> WHAT YOU HAVE TO DO
Copy each line that has the string "매매가격" somewhere in it.
--- START ---
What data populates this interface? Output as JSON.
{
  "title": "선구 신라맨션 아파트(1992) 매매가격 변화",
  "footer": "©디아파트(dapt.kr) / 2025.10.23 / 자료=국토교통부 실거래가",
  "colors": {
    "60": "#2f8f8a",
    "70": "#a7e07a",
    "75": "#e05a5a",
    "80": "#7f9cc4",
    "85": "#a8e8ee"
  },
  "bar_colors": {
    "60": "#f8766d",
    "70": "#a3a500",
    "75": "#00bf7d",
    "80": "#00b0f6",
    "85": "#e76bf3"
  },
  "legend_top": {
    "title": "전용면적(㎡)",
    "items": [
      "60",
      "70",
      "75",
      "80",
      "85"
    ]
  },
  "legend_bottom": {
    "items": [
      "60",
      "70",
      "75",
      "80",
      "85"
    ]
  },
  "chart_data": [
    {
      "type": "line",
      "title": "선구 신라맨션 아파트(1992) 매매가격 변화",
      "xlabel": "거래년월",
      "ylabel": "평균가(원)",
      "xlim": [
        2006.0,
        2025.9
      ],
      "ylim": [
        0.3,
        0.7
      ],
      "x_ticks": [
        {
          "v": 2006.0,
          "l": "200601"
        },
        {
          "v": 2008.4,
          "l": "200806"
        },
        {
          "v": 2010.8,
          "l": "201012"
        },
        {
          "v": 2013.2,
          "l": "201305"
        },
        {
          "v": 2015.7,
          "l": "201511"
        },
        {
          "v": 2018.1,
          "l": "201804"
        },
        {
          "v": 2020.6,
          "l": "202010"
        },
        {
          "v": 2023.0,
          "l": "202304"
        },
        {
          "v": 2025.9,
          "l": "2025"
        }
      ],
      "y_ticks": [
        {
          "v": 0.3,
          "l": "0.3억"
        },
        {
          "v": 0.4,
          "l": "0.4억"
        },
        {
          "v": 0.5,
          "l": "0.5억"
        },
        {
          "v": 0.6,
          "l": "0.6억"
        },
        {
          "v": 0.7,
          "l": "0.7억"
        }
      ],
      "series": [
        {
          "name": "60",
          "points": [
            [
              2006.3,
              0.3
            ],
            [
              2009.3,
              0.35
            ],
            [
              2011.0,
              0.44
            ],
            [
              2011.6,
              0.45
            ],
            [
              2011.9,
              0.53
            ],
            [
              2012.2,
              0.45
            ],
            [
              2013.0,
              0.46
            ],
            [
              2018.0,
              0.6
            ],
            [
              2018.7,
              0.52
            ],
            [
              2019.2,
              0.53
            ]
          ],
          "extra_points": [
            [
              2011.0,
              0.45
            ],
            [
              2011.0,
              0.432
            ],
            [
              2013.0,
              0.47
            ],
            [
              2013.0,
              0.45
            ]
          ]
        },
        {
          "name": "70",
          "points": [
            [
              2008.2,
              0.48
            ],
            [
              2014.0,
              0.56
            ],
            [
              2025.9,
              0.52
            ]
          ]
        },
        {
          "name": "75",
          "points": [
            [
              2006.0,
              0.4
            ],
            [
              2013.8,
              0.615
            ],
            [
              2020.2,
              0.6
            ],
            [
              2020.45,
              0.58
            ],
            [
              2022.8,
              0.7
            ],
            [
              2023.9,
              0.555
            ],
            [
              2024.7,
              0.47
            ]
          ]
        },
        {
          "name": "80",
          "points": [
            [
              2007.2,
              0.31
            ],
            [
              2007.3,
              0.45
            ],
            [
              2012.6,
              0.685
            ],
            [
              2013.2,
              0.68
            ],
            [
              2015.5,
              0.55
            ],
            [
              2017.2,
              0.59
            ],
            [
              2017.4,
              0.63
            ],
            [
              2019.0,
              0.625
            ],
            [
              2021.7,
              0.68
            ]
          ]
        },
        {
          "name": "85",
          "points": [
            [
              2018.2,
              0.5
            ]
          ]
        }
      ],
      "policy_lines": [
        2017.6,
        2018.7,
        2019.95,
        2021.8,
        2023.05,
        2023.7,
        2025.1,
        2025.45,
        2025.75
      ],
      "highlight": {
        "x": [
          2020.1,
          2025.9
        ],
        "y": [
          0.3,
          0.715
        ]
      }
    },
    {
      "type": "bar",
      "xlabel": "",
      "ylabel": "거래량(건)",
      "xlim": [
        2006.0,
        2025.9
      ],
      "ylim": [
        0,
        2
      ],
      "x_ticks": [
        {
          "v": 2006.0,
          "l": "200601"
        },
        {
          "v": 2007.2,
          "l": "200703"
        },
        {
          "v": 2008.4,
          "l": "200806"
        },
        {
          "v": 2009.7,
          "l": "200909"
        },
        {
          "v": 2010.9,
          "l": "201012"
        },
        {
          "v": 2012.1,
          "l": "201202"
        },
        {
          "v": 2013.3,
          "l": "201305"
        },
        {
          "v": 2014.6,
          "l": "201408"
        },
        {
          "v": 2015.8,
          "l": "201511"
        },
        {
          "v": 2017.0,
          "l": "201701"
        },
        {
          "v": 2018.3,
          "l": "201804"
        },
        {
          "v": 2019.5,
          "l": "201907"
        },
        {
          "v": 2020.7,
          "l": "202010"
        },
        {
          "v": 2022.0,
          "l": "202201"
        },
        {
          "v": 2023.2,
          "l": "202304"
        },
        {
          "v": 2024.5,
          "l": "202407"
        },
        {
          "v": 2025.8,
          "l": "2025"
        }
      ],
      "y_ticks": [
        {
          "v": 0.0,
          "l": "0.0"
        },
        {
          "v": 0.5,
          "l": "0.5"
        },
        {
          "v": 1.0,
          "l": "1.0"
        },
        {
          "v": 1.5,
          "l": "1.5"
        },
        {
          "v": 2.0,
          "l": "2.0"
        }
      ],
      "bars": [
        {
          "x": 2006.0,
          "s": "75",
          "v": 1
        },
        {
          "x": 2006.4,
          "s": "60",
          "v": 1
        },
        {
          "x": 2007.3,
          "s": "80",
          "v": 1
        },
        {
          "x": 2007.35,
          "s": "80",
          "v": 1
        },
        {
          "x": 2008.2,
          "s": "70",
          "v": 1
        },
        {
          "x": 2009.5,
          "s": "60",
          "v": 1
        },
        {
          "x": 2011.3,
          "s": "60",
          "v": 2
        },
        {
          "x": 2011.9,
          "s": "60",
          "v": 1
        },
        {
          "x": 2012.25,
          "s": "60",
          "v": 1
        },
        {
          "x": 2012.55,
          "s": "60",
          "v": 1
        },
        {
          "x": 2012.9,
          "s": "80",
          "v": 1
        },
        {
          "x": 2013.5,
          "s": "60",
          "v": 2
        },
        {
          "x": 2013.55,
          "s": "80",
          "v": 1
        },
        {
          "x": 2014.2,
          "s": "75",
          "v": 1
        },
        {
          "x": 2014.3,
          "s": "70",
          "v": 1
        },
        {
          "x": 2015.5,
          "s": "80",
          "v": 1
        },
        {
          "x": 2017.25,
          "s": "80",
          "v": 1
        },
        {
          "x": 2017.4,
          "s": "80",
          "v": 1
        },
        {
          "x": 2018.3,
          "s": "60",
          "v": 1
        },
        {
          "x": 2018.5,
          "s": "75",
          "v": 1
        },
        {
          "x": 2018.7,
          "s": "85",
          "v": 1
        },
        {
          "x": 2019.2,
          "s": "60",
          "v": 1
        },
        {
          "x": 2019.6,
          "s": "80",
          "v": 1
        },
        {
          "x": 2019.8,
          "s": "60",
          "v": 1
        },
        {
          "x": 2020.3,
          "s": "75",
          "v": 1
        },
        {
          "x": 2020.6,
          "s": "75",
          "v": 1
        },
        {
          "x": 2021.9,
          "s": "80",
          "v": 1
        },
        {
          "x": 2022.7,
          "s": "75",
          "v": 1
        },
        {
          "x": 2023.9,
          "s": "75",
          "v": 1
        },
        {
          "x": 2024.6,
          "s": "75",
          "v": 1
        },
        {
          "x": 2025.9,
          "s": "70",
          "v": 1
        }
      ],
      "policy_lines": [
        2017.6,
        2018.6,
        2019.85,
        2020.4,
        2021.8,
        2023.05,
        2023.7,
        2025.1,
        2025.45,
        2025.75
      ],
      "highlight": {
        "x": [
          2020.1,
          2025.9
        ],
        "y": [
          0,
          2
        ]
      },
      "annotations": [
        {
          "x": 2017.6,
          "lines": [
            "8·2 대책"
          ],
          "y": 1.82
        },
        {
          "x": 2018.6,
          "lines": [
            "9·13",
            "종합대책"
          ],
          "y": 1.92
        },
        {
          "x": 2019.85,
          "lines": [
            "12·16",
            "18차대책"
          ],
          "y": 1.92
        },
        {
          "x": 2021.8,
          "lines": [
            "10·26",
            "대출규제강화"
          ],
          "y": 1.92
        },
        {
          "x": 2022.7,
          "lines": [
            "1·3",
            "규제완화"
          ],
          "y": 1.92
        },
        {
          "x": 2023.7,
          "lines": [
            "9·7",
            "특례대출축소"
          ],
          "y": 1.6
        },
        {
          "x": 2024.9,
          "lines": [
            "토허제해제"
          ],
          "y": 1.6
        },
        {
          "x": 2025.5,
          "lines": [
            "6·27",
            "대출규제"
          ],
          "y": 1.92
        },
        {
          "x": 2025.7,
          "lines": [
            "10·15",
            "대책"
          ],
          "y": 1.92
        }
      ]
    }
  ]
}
--- END ---
> SOLUTION TO THE PROBLEM
  "title": "선구 신라맨션 아파트(1992) 매매가격 변화",
      "title": "선구 신라맨션 아파트(1992) 매매가격 변화",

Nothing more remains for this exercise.